**PROBLEM**
Filter the entries below, keeping only lines with the word "JSON".

[Start of GIVEN INFORMATION]

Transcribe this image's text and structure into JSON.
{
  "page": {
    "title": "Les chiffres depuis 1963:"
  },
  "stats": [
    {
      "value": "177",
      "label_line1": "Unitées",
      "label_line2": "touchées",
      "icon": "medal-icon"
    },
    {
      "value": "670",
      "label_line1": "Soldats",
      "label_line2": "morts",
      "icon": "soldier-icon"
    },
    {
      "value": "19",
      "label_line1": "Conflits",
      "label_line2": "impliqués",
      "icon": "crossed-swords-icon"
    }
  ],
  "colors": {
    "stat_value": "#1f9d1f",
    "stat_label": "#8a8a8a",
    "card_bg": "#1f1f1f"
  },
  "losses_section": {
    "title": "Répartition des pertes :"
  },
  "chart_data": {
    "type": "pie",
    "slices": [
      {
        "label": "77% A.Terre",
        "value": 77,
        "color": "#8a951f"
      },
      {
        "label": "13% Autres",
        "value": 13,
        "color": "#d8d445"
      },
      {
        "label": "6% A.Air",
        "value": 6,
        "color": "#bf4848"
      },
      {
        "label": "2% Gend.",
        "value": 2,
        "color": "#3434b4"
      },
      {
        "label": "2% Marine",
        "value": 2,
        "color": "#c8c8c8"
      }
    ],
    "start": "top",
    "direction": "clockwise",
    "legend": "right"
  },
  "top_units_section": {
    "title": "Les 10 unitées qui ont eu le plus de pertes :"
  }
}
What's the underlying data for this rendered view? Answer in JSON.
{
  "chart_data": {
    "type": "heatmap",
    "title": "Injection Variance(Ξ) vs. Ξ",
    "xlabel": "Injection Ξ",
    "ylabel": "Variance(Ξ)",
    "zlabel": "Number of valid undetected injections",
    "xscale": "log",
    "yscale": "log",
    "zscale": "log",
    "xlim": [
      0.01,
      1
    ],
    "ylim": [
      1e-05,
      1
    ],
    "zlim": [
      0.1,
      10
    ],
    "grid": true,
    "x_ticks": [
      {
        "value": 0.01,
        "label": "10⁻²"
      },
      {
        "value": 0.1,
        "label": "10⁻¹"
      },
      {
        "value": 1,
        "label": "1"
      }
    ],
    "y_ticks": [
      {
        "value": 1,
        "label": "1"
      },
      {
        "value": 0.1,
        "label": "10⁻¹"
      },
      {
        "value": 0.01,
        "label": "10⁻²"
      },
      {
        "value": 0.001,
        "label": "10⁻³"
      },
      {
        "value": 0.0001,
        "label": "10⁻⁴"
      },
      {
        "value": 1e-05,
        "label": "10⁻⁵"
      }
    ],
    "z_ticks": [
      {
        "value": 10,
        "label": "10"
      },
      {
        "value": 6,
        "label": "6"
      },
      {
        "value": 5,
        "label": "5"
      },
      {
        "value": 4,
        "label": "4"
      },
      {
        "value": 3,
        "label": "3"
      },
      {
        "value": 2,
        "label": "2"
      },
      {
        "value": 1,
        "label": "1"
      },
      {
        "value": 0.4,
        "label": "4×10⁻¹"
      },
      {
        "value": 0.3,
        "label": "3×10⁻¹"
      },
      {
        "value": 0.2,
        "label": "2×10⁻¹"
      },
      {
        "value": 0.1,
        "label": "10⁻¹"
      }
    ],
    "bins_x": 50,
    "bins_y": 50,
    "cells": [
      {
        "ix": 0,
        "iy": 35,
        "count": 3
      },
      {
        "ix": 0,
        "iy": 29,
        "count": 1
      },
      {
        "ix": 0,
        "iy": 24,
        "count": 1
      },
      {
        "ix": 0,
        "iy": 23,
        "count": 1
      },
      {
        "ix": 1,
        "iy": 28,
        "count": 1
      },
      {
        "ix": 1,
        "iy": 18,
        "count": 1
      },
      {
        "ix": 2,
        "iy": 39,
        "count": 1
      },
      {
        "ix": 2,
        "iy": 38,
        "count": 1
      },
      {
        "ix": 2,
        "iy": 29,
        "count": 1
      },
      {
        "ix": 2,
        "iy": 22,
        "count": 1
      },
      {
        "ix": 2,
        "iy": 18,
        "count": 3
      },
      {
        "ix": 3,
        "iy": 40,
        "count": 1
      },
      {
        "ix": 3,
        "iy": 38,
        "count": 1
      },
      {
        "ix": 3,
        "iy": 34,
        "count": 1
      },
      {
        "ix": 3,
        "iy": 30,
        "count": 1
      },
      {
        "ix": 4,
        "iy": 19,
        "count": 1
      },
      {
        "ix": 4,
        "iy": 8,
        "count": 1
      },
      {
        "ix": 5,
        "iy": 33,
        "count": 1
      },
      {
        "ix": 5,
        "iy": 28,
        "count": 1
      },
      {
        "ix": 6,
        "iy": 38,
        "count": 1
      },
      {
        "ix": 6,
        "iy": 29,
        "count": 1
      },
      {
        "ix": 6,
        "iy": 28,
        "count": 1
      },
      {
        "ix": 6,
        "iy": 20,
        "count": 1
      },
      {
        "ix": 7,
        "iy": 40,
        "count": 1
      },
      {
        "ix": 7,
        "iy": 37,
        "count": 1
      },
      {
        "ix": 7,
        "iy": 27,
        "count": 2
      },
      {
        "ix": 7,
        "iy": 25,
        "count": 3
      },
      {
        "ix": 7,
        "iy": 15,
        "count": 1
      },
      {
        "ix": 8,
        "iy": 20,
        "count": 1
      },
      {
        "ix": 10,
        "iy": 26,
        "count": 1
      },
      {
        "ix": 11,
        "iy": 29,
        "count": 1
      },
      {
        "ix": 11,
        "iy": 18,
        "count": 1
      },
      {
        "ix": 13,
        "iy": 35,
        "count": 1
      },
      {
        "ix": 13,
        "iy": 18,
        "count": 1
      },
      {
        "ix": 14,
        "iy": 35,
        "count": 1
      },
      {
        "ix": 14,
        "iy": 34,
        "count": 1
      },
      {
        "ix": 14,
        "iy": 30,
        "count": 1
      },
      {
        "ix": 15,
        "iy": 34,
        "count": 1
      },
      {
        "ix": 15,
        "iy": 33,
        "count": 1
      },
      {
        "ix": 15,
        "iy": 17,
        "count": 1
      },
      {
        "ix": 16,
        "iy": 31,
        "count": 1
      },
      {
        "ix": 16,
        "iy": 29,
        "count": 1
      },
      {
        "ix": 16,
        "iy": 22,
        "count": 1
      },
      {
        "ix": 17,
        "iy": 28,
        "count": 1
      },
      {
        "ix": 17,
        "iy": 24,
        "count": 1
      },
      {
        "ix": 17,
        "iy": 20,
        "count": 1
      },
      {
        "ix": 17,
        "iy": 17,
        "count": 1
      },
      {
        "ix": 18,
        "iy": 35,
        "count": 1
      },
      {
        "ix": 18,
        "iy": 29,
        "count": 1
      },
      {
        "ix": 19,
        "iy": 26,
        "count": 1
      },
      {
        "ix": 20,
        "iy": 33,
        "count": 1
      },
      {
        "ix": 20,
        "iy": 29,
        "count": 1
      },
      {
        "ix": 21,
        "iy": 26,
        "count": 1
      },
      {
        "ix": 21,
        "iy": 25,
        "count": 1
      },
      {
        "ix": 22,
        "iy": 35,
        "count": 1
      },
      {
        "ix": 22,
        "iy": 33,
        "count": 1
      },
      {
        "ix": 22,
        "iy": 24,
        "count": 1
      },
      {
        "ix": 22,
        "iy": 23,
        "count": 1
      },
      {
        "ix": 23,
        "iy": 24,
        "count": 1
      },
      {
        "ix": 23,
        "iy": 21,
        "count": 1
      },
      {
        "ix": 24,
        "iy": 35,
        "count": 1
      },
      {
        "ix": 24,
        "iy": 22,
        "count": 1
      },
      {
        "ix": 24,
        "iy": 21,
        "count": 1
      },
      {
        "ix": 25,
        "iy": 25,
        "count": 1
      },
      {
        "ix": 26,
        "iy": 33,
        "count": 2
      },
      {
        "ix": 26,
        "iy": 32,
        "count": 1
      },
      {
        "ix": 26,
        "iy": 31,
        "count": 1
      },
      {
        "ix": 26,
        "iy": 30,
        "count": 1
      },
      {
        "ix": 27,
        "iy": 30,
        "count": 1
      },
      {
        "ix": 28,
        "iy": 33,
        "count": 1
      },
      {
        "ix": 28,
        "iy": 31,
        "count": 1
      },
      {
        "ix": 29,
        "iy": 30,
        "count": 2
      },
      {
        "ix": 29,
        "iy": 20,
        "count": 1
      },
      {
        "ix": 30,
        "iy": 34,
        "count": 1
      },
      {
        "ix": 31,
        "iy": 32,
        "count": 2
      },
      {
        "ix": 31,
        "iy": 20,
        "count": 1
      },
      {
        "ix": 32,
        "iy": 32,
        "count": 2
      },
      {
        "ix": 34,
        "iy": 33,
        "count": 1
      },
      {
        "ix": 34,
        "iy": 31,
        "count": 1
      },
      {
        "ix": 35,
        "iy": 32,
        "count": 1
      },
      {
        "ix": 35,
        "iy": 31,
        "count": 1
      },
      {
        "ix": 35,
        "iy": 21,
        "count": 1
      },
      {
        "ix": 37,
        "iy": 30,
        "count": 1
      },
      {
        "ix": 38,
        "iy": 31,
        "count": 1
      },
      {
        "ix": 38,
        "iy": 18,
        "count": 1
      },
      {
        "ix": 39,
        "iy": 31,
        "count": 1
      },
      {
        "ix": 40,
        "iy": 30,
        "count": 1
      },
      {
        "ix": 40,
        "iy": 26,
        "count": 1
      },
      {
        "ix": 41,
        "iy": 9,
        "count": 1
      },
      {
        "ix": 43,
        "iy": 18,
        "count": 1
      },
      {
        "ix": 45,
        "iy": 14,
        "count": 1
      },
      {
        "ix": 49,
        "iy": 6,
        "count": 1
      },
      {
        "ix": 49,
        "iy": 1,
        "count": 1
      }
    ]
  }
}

[End of GIVEN INFORMATION]

**ANSWER FOR THE TASK**
Transcribe this image's text and structure into JSON.
What's the underlying data for this rendered view? Answer in JSON.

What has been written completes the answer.